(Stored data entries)
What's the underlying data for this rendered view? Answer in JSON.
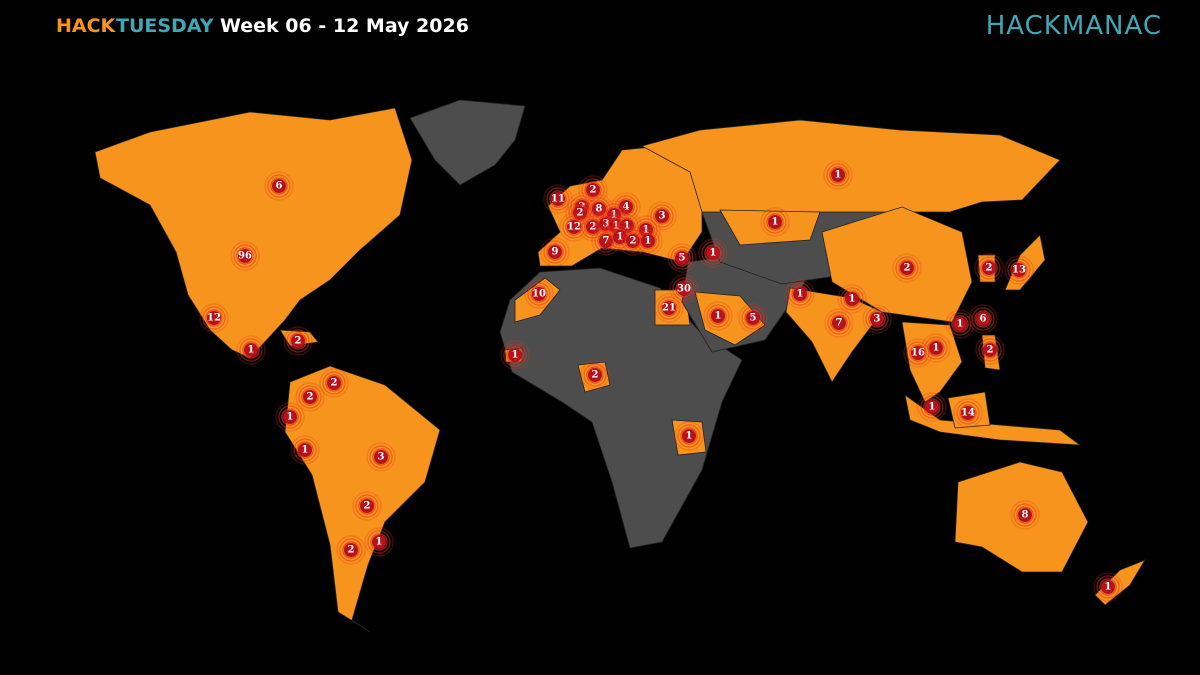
{
  "header": {
    "brand_left": "HACK",
    "brand_right": "TUESDAY",
    "week": "Week 06 - 12 May 2026"
  },
  "logo": "HACKMANAC",
  "markers": [
    6,
    96,
    12,
    1,
    2,
    2,
    2,
    1,
    1,
    3,
    2,
    2,
    1,
    11,
    2,
    2,
    2,
    8,
    4,
    1,
    3,
    12,
    2,
    3,
    1,
    1,
    1,
    7,
    1,
    2,
    1,
    9,
    5,
    1,
    10,
    21,
    30,
    1,
    5,
    1,
    1,
    7,
    3,
    1,
    2,
    1,
    1,
    1,
    2,
    2,
    13,
    6,
    1,
    16,
    1,
    2,
    1,
    14,
    8,
    1
  ]
}
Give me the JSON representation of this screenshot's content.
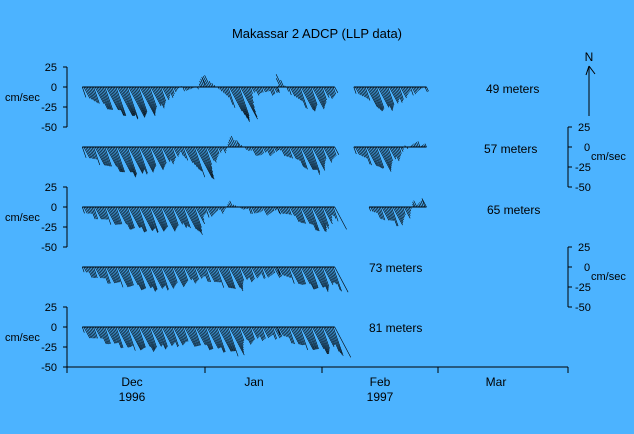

• [Exercise details]:
Without the pictures, restate all the entries above exactly.

• [Worked solution]:
What's the underlying data for this rendered view? Answer in JSON.
{
  "header": {
    "brand_left": "HACK",
    "brand_right": "TUESDAY",
    "week": "Week 06 - 12 May 2026"
  },
  "logo": "HACKMANAC",
  "markers": [
    6,
    96,
    12,
    1,
    2,
    2,
    2,
    1,
    1,
    3,
    2,
    2,
    1,
    11,
    2,
    2,
    2,
    8,
    4,
    1,
    3,
    12,
    2,
    3,
    1,
    1,
    1,
    7,
    1,
    2,
    1,
    9,
    5,
    1,
    10,
    21,
    30,
    1,
    5,
    1,
    1,
    7,
    3,
    1,
    2,
    1,
    1,
    1,
    2,
    2,
    13,
    6,
    1,
    16,
    1,
    2,
    1,
    14,
    8,
    1
  ]
}
Give me the JSON representation of this screenshot's content.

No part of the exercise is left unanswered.